***** EXTRACT PROVIDED

Sands closed the first round of arguments by summarizing the submissions of the Philippines presented in the course of the hearings.

The Philippines is seeking to clarify its maritime entitlements in the South China Sea and to declare China's claims to virtually all the contested waters invalid.

Foreign Affairs Secretary Albert Del Rosario told the tribunal on Tuesday that China is not entitled to exercise what it refers to as "historic rights" over the waters and that its so-called nine dash line has no basis under international law.

In his "impassioned" plea before the tribunal, Del Rosario said China in 2012 forcibly expelled Philippine fishermen from the maritime areas around Scarborough Shoal where Filipinos have been fishing for generations without protest from the Chinese.

**********
***** GIVEN ENTRIES

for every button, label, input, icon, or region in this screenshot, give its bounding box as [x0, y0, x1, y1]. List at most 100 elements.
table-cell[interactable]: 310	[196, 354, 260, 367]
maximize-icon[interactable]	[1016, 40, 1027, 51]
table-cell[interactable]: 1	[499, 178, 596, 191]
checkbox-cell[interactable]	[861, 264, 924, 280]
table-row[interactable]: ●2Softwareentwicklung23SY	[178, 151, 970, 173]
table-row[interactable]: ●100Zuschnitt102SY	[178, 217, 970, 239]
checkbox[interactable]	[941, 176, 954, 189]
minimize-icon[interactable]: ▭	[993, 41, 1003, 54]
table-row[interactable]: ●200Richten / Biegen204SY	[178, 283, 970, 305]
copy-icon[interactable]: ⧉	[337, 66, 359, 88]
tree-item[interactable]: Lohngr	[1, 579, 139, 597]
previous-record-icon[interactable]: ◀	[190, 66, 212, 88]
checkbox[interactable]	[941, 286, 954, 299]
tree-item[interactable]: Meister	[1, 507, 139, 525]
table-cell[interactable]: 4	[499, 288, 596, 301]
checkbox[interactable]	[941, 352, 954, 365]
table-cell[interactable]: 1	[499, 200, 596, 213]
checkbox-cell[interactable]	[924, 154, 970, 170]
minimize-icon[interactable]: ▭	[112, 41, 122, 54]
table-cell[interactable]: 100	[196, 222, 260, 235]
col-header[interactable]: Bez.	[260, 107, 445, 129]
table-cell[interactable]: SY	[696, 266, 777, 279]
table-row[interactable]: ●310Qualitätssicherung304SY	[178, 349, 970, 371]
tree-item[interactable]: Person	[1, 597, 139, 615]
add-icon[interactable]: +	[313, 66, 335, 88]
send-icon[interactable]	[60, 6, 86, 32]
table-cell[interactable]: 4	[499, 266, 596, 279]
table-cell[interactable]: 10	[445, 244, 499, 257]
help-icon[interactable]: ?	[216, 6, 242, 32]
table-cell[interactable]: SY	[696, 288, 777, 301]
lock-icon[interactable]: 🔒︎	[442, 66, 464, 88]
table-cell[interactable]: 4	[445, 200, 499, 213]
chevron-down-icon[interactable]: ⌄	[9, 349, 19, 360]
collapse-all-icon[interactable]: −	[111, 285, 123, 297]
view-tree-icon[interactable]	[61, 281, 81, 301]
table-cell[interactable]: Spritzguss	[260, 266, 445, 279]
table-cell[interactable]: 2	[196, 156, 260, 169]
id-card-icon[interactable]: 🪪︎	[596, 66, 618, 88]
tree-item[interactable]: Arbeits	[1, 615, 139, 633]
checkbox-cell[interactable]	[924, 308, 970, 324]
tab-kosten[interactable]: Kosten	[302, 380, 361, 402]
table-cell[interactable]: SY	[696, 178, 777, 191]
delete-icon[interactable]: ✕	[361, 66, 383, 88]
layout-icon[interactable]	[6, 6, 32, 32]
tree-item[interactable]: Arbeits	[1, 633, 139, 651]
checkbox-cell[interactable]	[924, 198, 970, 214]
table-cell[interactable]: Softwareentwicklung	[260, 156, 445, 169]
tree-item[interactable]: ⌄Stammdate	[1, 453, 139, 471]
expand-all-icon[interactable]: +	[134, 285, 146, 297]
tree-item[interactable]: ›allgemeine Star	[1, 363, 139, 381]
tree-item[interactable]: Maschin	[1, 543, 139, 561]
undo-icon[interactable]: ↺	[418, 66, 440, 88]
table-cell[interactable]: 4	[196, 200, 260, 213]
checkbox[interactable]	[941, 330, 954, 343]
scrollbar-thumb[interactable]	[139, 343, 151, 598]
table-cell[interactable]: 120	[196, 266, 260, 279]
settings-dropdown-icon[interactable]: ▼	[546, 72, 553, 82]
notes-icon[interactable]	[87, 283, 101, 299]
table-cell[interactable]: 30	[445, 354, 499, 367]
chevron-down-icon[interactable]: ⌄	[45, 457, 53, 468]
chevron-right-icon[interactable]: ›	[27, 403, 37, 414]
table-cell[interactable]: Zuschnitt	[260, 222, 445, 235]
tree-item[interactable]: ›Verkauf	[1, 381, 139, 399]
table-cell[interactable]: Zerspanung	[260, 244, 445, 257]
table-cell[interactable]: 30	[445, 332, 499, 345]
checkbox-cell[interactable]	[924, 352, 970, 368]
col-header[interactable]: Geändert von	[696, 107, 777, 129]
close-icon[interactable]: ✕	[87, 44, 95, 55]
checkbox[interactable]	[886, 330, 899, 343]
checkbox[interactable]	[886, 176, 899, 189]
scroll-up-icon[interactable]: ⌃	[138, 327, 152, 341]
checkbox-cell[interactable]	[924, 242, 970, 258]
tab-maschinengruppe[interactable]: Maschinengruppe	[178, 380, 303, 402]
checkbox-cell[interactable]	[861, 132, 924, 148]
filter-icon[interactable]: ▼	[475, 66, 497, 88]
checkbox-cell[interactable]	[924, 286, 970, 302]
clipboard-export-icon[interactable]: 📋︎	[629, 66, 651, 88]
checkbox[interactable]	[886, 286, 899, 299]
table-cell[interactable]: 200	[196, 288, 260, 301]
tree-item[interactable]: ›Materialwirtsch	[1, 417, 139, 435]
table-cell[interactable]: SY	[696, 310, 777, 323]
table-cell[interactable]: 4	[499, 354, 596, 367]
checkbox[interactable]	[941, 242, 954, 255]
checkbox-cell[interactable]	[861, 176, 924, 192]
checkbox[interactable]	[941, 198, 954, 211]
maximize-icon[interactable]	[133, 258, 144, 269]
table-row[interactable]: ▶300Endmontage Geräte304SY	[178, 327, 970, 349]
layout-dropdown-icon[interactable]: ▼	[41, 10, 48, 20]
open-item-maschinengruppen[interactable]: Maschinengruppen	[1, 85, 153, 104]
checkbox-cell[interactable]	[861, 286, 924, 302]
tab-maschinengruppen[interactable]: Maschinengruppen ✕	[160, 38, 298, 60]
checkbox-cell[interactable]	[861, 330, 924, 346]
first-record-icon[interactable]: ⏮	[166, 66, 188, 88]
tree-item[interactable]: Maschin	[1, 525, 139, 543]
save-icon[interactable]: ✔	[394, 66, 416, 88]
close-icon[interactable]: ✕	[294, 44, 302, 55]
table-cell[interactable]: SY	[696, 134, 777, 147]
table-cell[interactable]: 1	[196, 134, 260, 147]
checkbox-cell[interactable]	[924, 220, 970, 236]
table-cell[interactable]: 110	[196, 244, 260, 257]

**********

*EXERCISE*. Write the next part of the account of the Philippines' arbitration case against China over the South China Sea, picking up after its final sentence about Scarborough Shoal.

*ANSWER SPACE*.
Del Rosario also said China's ongoing massive land reclamation activities are in "blatant disregard" of the Philippines' rights in its 200-nautical mile exclusive economic zone (EEZ) and continental shelf.

He added that China's island-building activities are at "tremendous cost" to the marine environment in violation of UNCLOS.

"China has irreversibly damaged the regional marine environment, in breach of UNCLOS, by its destruction of coral reefs in the South China Sea, including areas within the Philippines’ EEZ, by its destructive and hazardous fishing practices, and by its harvesting of endangered species," Del Rosario said.